MATERIAL PROVIDED:
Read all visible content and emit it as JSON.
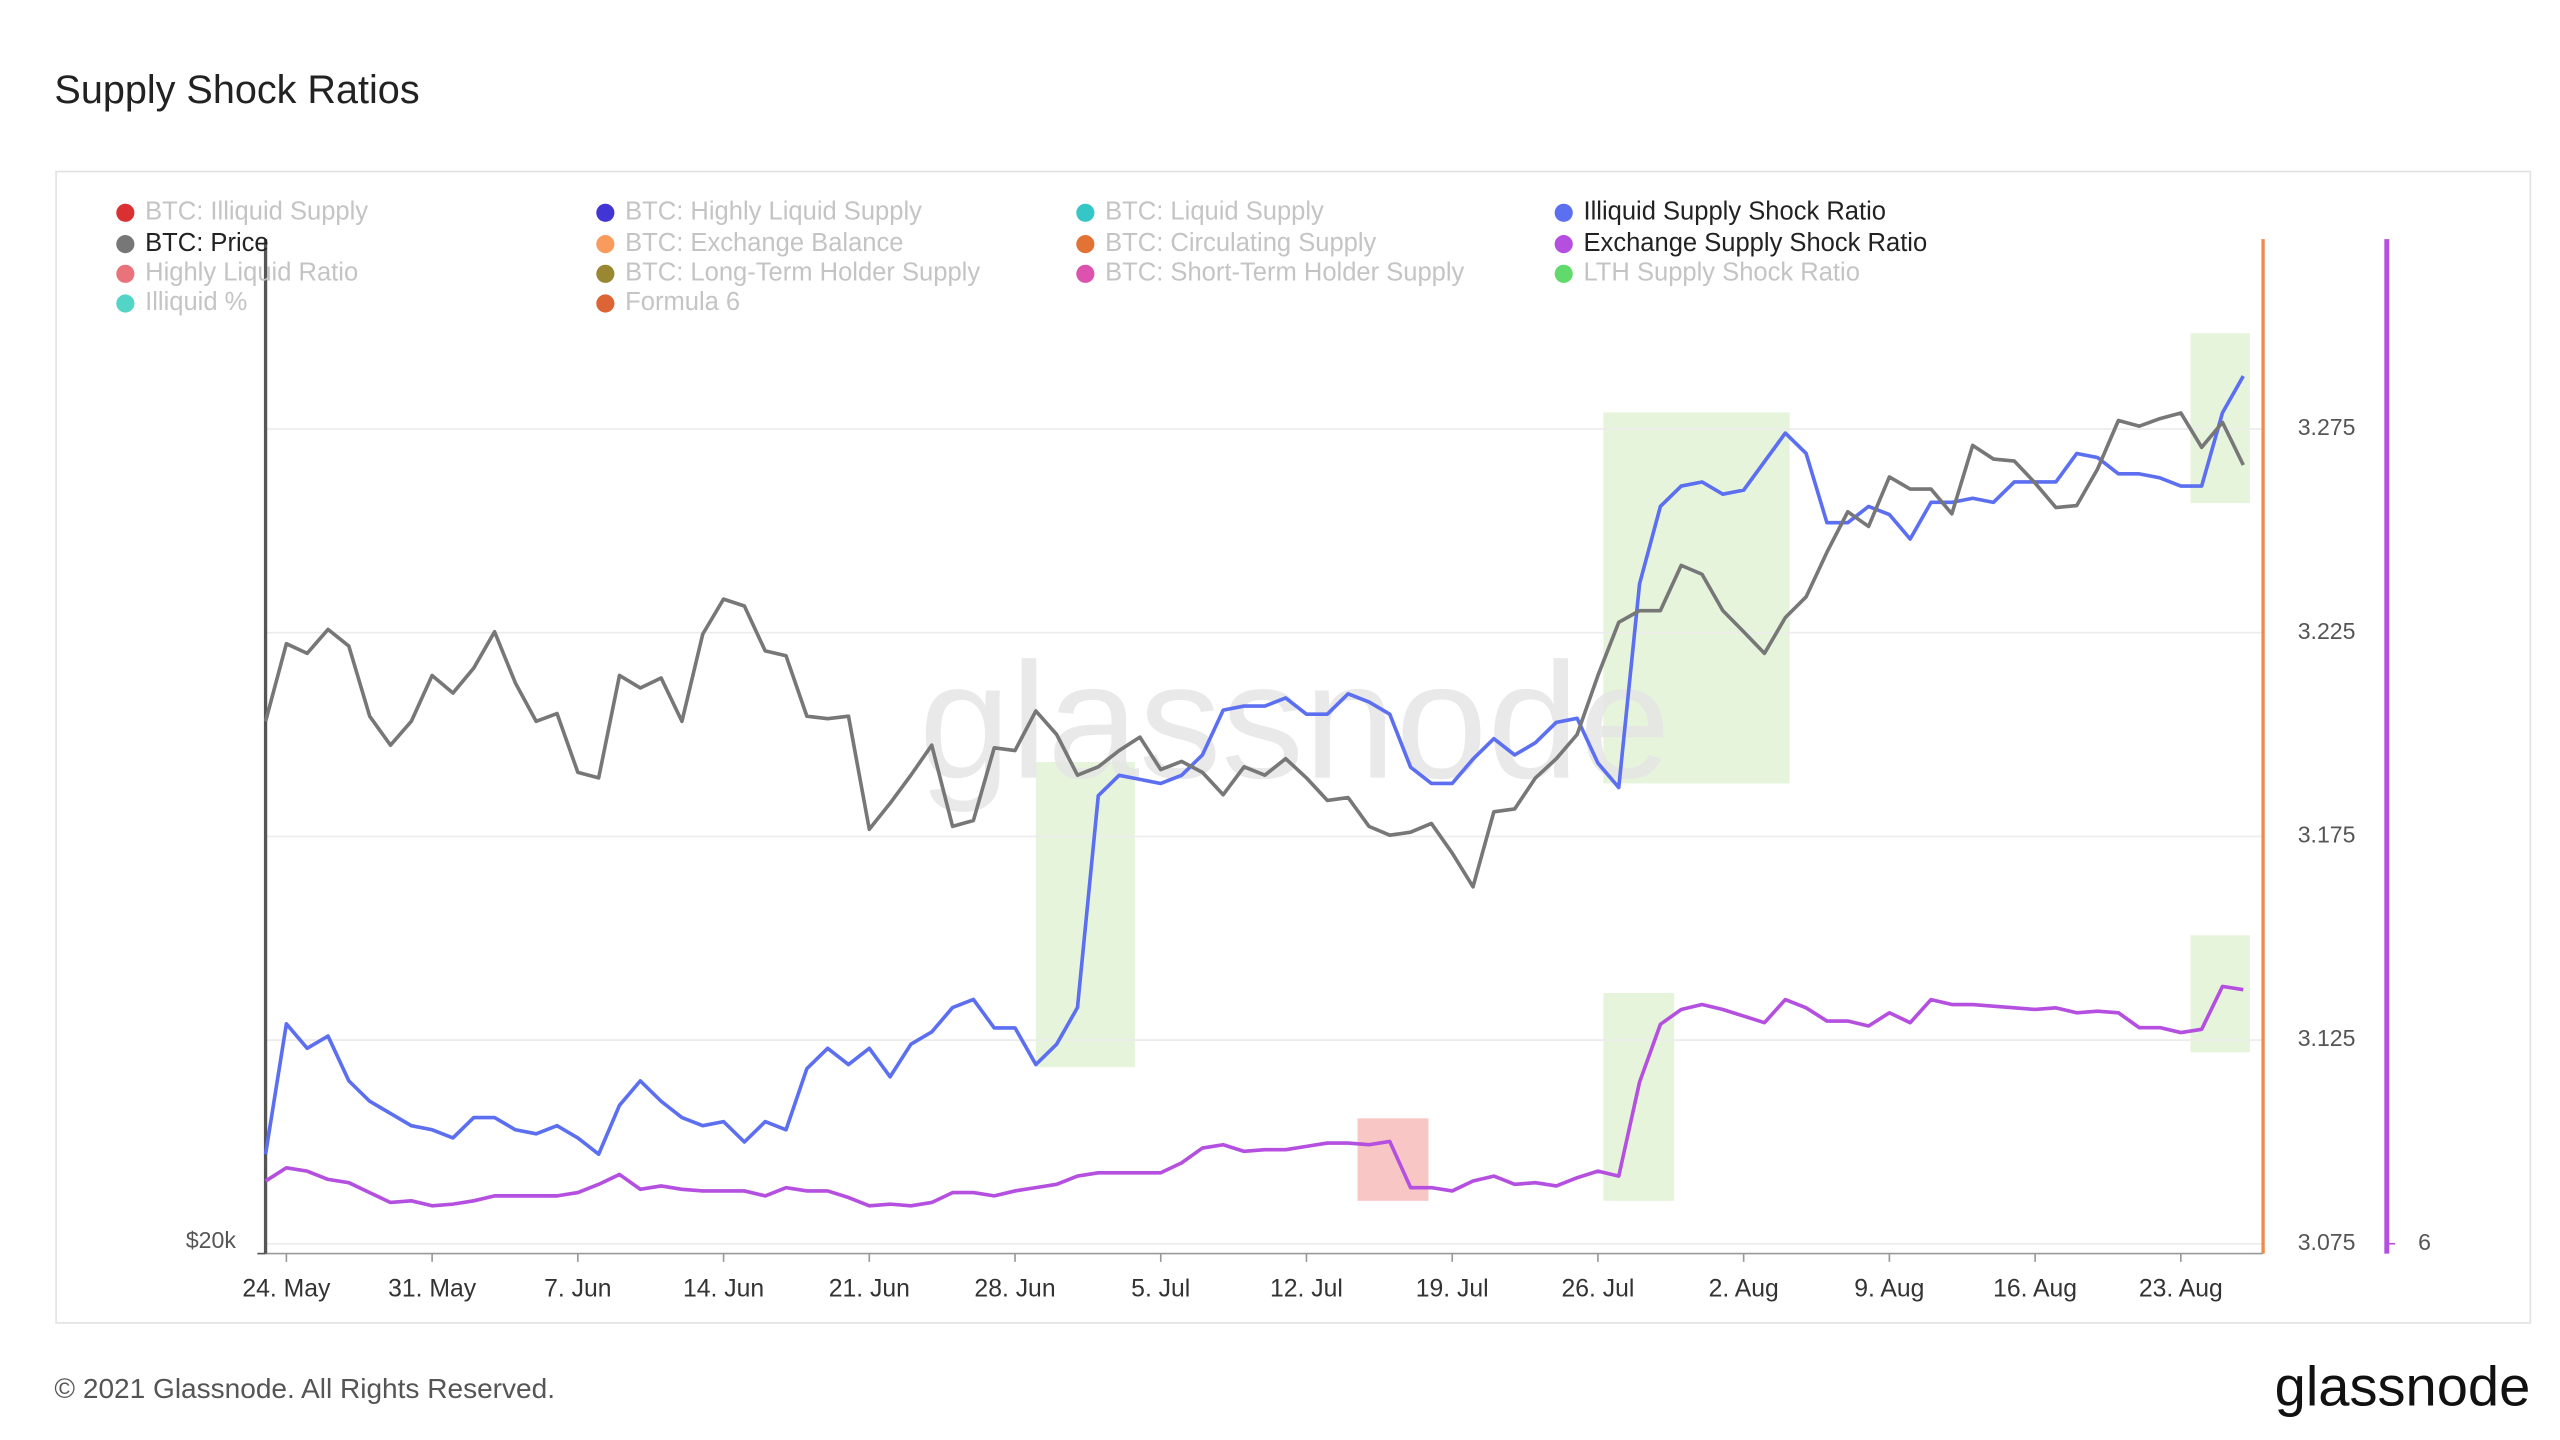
{
  "chart_data": {
    "type": "line",
    "title": "Supply Shock Ratios",
    "watermark": "glassnode",
    "footer": "© 2021 Glassnode. All Rights Reserved.",
    "logo": "glassnode",
    "x": [
      "23. May",
      "24. May",
      "25. May",
      "26. May",
      "27. May",
      "28. May",
      "29. May",
      "30. May",
      "31. May",
      "1. Jun",
      "2. Jun",
      "3. Jun",
      "4. Jun",
      "5. Jun",
      "6. Jun",
      "7. Jun",
      "8. Jun",
      "9. Jun",
      "10. Jun",
      "11. Jun",
      "12. Jun",
      "13. Jun",
      "14. Jun",
      "15. Jun",
      "16. Jun",
      "17. Jun",
      "18. Jun",
      "19. Jun",
      "20. Jun",
      "21. Jun",
      "22. Jun",
      "23. Jun",
      "24. Jun",
      "25. Jun",
      "26. Jun",
      "27. Jun",
      "28. Jun",
      "29. Jun",
      "30. Jun",
      "1. Jul",
      "2. Jul",
      "3. Jul",
      "4. Jul",
      "5. Jul",
      "6. Jul",
      "7. Jul",
      "8. Jul",
      "9. Jul",
      "10. Jul",
      "11. Jul",
      "12. Jul",
      "13. Jul",
      "14. Jul",
      "15. Jul",
      "16. Jul",
      "17. Jul",
      "18. Jul",
      "19. Jul",
      "20. Jul",
      "21. Jul",
      "22. Jul",
      "23. Jul",
      "24. Jul",
      "25. Jul",
      "26. Jul",
      "27. Jul",
      "28. Jul",
      "29. Jul",
      "30. Jul",
      "31. Jul",
      "1. Aug",
      "2. Aug",
      "3. Aug",
      "4. Aug",
      "5. Aug",
      "6. Aug",
      "7. Aug",
      "8. Aug",
      "9. Aug",
      "10. Aug",
      "11. Aug",
      "12. Aug",
      "13. Aug",
      "14. Aug",
      "15. Aug",
      "16. Aug",
      "17. Aug",
      "18. Aug",
      "19. Aug",
      "20. Aug",
      "21. Aug",
      "22. Aug",
      "23. Aug",
      "24. Aug",
      "25. Aug",
      "26. Aug"
    ],
    "xticks": [
      "24. May",
      "31. May",
      "7. Jun",
      "14. Jun",
      "21. Jun",
      "28. Jun",
      "5. Jul",
      "12. Jul",
      "19. Jul",
      "26. Jul",
      "2. Aug",
      "9. Aug",
      "16. Aug",
      "23. Aug"
    ],
    "ylim": [
      20000,
      59700
    ],
    "ylog": true,
    "yticks": [
      {
        "value": 20000,
        "label": "$20k"
      }
    ],
    "y2lim": [
      3.0726,
      3.3216
    ],
    "y2ticks": [
      3.075,
      3.125,
      3.175,
      3.225,
      3.275
    ],
    "y3lim": [
      5.94,
      12.09
    ],
    "y3ticks": [
      6
    ],
    "grid": true,
    "series": [
      {
        "name": "BTC: Illiquid Supply",
        "color": "#d7191c",
        "visible": false
      },
      {
        "name": "BTC: Highly Liquid Supply",
        "color": "#2d1fd0",
        "visible": false
      },
      {
        "name": "BTC: Liquid Supply",
        "color": "#1fc0c0",
        "visible": false
      },
      {
        "name": "Illiquid Supply Shock Ratio",
        "color": "#5b6ff0",
        "visible": true,
        "axis": "y2",
        "values": [
          3.097,
          3.129,
          3.123,
          3.126,
          3.115,
          3.11,
          3.107,
          3.104,
          3.103,
          3.101,
          3.106,
          3.106,
          3.103,
          3.102,
          3.104,
          3.101,
          3.097,
          3.109,
          3.115,
          3.11,
          3.106,
          3.104,
          3.105,
          3.1,
          3.105,
          3.103,
          3.118,
          3.123,
          3.119,
          3.123,
          3.116,
          3.124,
          3.127,
          3.133,
          3.135,
          3.128,
          3.128,
          3.119,
          3.124,
          3.133,
          3.185,
          3.19,
          3.189,
          3.188,
          3.19,
          3.195,
          3.206,
          3.207,
          3.207,
          3.209,
          3.205,
          3.205,
          3.21,
          3.208,
          3.205,
          3.192,
          3.188,
          3.188,
          3.194,
          3.199,
          3.195,
          3.198,
          3.203,
          3.204,
          3.193,
          3.187,
          3.237,
          3.256,
          3.261,
          3.262,
          3.259,
          3.26,
          3.267,
          3.274,
          3.269,
          3.252,
          3.252,
          3.256,
          3.254,
          3.248,
          3.257,
          3.257,
          3.258,
          3.257,
          3.262,
          3.262,
          3.262,
          3.269,
          3.268,
          3.264,
          3.264,
          3.263,
          3.261,
          3.261,
          3.279,
          3.288
        ]
      },
      {
        "name": "BTC: Price",
        "color": "#777777",
        "visible": true,
        "axis": "y",
        "values": [
          35500,
          38600,
          38200,
          39200,
          38500,
          35700,
          34600,
          35500,
          37300,
          36600,
          37600,
          39100,
          37000,
          35500,
          35800,
          33600,
          33400,
          37300,
          36800,
          37200,
          35500,
          39000,
          40500,
          40200,
          38300,
          38100,
          35700,
          35600,
          35700,
          31600,
          32500,
          33500,
          34600,
          31700,
          31900,
          34500,
          34400,
          35900,
          35000,
          33500,
          33800,
          34400,
          34900,
          33700,
          34000,
          33600,
          32800,
          33800,
          33500,
          34100,
          33400,
          32600,
          32700,
          31700,
          31400,
          31500,
          31800,
          30800,
          29700,
          32200,
          32300,
          33400,
          34100,
          35000,
          37300,
          39500,
          40000,
          40000,
          42000,
          41600,
          40000,
          39100,
          38200,
          39700,
          40600,
          42600,
          44500,
          43800,
          46200,
          45600,
          45600,
          44400,
          47800,
          47100,
          47000,
          45900,
          44700,
          44800,
          46600,
          49100,
          48800,
          49200,
          49500,
          47700,
          49000,
          46800
        ]
      },
      {
        "name": "BTC: Exchange Balance",
        "color": "#f7904a",
        "visible": false
      },
      {
        "name": "BTC: Circulating Supply",
        "color": "#e0641f",
        "visible": false
      },
      {
        "name": "Exchange Supply Shock Ratio",
        "color": "#b44fe0",
        "visible": true,
        "axis": "y3",
        "values": [
          6.38,
          6.46,
          6.44,
          6.39,
          6.37,
          6.31,
          6.25,
          6.26,
          6.23,
          6.24,
          6.26,
          6.29,
          6.29,
          6.29,
          6.29,
          6.31,
          6.36,
          6.42,
          6.33,
          6.35,
          6.33,
          6.32,
          6.32,
          6.32,
          6.29,
          6.34,
          6.32,
          6.32,
          6.28,
          6.23,
          6.24,
          6.23,
          6.25,
          6.31,
          6.31,
          6.29,
          6.32,
          6.34,
          6.36,
          6.41,
          6.43,
          6.43,
          6.43,
          6.43,
          6.49,
          6.58,
          6.6,
          6.56,
          6.57,
          6.57,
          6.59,
          6.61,
          6.61,
          6.6,
          6.62,
          6.34,
          6.34,
          6.32,
          6.38,
          6.41,
          6.36,
          6.37,
          6.35,
          6.4,
          6.44,
          6.41,
          6.98,
          7.33,
          7.42,
          7.45,
          7.42,
          7.38,
          7.34,
          7.48,
          7.43,
          7.35,
          7.35,
          7.32,
          7.4,
          7.34,
          7.48,
          7.45,
          7.45,
          7.44,
          7.43,
          7.42,
          7.43,
          7.4,
          7.41,
          7.4,
          7.31,
          7.31,
          7.28,
          7.3,
          7.56,
          7.54
        ]
      },
      {
        "name": "Highly Liquid Ratio",
        "color": "#e8636b",
        "visible": false
      },
      {
        "name": "BTC: Long-Term Holder Supply",
        "color": "#8e7a1c",
        "visible": false
      },
      {
        "name": "BTC: Short-Term Holder Supply",
        "color": "#d93fa6",
        "visible": false
      },
      {
        "name": "LTH Supply Shock Ratio",
        "color": "#4fd65a",
        "visible": false
      },
      {
        "name": "Illiquid %",
        "color": "#3fcfc0",
        "visible": false
      },
      {
        "name": "Formula 6",
        "color": "#d9531f",
        "visible": false
      }
    ]
  }
}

EXERCISE OBJECTIVE: Copy each line of the records above that carries the word "Holder".

RESULT:
        "name": "BTC: Long-Term Holder Supply",
        "name": "BTC: Short-Term Holder Supply",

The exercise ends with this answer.